* _Job_: Reproduce the entire listing word for word.
### Data for processing
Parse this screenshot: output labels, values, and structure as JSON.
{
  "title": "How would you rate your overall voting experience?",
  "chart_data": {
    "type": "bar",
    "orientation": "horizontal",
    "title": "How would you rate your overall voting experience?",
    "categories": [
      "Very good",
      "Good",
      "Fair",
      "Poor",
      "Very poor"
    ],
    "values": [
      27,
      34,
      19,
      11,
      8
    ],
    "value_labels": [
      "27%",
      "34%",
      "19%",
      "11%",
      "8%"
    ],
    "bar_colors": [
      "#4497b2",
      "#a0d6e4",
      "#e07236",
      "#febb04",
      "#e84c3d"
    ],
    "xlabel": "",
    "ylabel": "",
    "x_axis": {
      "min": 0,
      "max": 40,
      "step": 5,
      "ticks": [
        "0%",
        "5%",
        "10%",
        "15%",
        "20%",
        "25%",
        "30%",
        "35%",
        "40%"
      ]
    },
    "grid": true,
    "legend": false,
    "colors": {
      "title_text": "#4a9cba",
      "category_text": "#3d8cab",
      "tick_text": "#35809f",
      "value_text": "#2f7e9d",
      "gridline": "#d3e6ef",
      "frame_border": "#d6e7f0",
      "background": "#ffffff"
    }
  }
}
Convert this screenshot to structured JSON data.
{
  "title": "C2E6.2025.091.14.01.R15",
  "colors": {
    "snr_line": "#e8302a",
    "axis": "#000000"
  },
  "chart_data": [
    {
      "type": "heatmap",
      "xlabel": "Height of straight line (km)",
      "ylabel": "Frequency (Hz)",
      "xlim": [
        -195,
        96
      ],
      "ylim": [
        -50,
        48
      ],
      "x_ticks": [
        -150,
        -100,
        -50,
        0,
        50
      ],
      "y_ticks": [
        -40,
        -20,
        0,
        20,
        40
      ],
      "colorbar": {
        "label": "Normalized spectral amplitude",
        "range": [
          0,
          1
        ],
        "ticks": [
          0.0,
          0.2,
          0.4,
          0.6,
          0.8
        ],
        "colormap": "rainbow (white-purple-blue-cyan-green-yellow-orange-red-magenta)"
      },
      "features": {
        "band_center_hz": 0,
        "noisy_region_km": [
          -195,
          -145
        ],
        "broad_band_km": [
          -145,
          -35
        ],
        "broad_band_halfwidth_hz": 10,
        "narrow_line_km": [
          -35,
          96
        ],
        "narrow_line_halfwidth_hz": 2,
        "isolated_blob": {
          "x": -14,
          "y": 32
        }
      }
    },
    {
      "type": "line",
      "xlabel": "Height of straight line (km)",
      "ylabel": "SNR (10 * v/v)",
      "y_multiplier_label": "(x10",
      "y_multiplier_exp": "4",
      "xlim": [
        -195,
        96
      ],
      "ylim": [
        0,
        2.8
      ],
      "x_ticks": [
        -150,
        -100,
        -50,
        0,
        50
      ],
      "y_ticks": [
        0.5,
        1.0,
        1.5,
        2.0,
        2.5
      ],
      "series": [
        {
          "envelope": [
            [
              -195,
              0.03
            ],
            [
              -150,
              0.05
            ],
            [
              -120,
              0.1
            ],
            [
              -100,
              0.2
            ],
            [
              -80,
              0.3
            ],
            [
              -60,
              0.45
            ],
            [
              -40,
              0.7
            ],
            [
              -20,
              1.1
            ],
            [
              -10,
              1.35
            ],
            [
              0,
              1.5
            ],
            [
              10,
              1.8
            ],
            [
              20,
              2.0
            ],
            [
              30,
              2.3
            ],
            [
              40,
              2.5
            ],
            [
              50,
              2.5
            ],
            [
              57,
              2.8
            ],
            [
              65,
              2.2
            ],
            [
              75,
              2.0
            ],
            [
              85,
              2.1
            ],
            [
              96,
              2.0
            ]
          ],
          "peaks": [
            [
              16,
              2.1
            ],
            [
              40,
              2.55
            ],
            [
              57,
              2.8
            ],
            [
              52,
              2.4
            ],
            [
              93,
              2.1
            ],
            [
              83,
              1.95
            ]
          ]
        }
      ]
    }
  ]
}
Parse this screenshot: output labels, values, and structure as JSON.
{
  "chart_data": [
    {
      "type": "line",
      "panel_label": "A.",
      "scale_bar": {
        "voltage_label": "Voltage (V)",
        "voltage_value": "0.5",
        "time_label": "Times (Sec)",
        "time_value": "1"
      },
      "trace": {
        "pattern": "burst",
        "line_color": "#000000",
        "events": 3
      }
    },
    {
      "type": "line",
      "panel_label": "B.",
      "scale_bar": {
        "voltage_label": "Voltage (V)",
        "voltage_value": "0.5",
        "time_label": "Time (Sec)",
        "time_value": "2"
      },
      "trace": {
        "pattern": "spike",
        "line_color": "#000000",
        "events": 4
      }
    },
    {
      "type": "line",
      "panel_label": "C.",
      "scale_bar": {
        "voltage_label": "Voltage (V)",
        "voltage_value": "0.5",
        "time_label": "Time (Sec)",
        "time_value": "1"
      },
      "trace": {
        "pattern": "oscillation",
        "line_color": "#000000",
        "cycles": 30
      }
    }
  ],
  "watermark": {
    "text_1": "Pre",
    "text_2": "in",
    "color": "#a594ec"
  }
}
######
* _Final answer_:
Parse this screenshot: output labels, values, and structure as JSON.
{
  "title": "How would you rate your overall voting experience?",
  "chart_data": {
    "type": "bar",
    "orientation": "horizontal",
    "title": "How would you rate your overall voting experience?",
    "categories": [
      "Very good",
      "Good",
      "Fair",
      "Poor",
      "Very poor"
    ],
    "values": [
      27,
      34,
      19,
      11,
      8
    ],
    "value_labels": [
      "27%",
      "34%",
      "19%",
      "11%",
      "8%"
    ],
    "bar_colors": [
      "#4497b2",
      "#a0d6e4",
      "#e07236",
      "#febb04",
      "#e84c3d"
    ],
    "xlabel": "",
    "ylabel": "",
    "x_axis": {
      "min": 0,
      "max": 40,
      "step": 5,
      "ticks": [
        "0%",
        "5%",
        "10%",
        "15%",
        "20%",
        "25%",
        "30%",
        "35%",
        "40%"
      ]
    },
    "grid": true,
    "legend": false,
    "colors": {
      "title_text": "#4a9cba",
      "category_text": "#3d8cab",
      "tick_text": "#35809f",
      "value_text": "#2f7e9d",
      "gridline": "#d3e6ef",
      "frame_border": "#d6e7f0",
      "background": "#ffffff"
    }
  }
}
Convert this screenshot to structured JSON data.
{
  "title": "C2E6.2025.091.14.01.R15",
  "colors": {
    "snr_line": "#e8302a",
    "axis": "#000000"
  },
  "chart_data": [
    {
      "type": "heatmap",
      "xlabel": "Height of straight line (km)",
      "ylabel": "Frequency (Hz)",
      "xlim": [
        -195,
        96
      ],
      "ylim": [
        -50,
        48
      ],
      "x_ticks": [
        -150,
        -100,
        -50,
        0,
        50
      ],
      "y_ticks": [
        -40,
        -20,
        0,
        20,
        40
      ],
      "colorbar": {
        "label": "Normalized spectral amplitude",
        "range": [
          0,
          1
        ],
        "ticks": [
          0.0,
          0.2,
          0.4,
          0.6,
          0.8
        ],
        "colormap": "rainbow (white-purple-blue-cyan-green-yellow-orange-red-magenta)"
      },
      "features": {
        "band_center_hz": 0,
        "noisy_region_km": [
          -195,
          -145
        ],
        "broad_band_km": [
          -145,
          -35
        ],
        "broad_band_halfwidth_hz": 10,
        "narrow_line_km": [
          -35,
          96
        ],
        "narrow_line_halfwidth_hz": 2,
        "isolated_blob": {
          "x": -14,
          "y": 32
        }
      }
    },
    {
      "type": "line",
      "xlabel": "Height of straight line (km)",
      "ylabel": "SNR (10 * v/v)",
      "y_multiplier_label": "(x10",
      "y_multiplier_exp": "4",
      "xlim": [
        -195,
        96
      ],
      "ylim": [
        0,
        2.8
      ],
      "x_ticks": [
        -150,
        -100,
        -50,
        0,
        50
      ],
      "y_ticks": [
        0.5,
        1.0,
        1.5,
        2.0,
        2.5
      ],
      "series": [
        {
          "envelope": [
            [
              -195,
              0.03
            ],
            [
              -150,
              0.05
            ],
            [
              -120,
              0.1
            ],
            [
              -100,
              0.2
            ],
            [
              -80,
              0.3
            ],
            [
              -60,
              0.45
            ],
            [
              -40,
              0.7
            ],
            [
              -20,
              1.1
            ],
            [
              -10,
              1.35
            ],
            [
              0,
              1.5
            ],
            [
              10,
              1.8
            ],
            [
              20,
              2.0
            ],
            [
              30,
              2.3
            ],
            [
              40,
              2.5
            ],
            [
              50,
              2.5
            ],
            [
              57,
              2.8
            ],
            [
              65,
              2.2
            ],
            [
              75,
              2.0
            ],
            [
              85,
              2.1
            ],
            [
              96,
              2.0
            ]
          ],
          "peaks": [
            [
              16,
              2.1
            ],
            [
              40,
              2.55
            ],
            [
              57,
              2.8
            ],
            [
              52,
              2.4
            ],
            [
              93,
              2.1
            ],
            [
              83,
              1.95
            ]
          ]
        }
      ]
    }
  ]
}
Parse this screenshot: output labels, values, and structure as JSON.
{
  "chart_data": [
    {
      "type": "line",
      "panel_label": "A.",
      "scale_bar": {
        "voltage_label": "Voltage (V)",
        "voltage_value": "0.5",
        "time_label": "Times (Sec)",
        "time_value": "1"
      },
      "trace": {
        "pattern": "burst",
        "line_color": "#000000",
        "events": 3
      }
    },
    {
      "type": "line",
      "panel_label": "B.",
      "scale_bar": {
        "voltage_label": "Voltage (V)",
        "voltage_value": "0.5",
        "time_label": "Time (Sec)",
        "time_value": "2"
      },
      "trace": {
        "pattern": "spike",
        "line_color": "#000000",
        "events": 4
      }
    },
    {
      "type": "line",
      "panel_label": "C.",
      "scale_bar": {
        "voltage_label": "Voltage (V)",
        "voltage_value": "0.5",
        "time_label": "Time (Sec)",
        "time_value": "1"
      },
      "trace": {
        "pattern": "oscillation",
        "line_color": "#000000",
        "cycles": 30
      }
    }
  ],
  "watermark": {
    "text_1": "Pre",
    "text_2": "in",
    "color": "#a594ec"
  }
}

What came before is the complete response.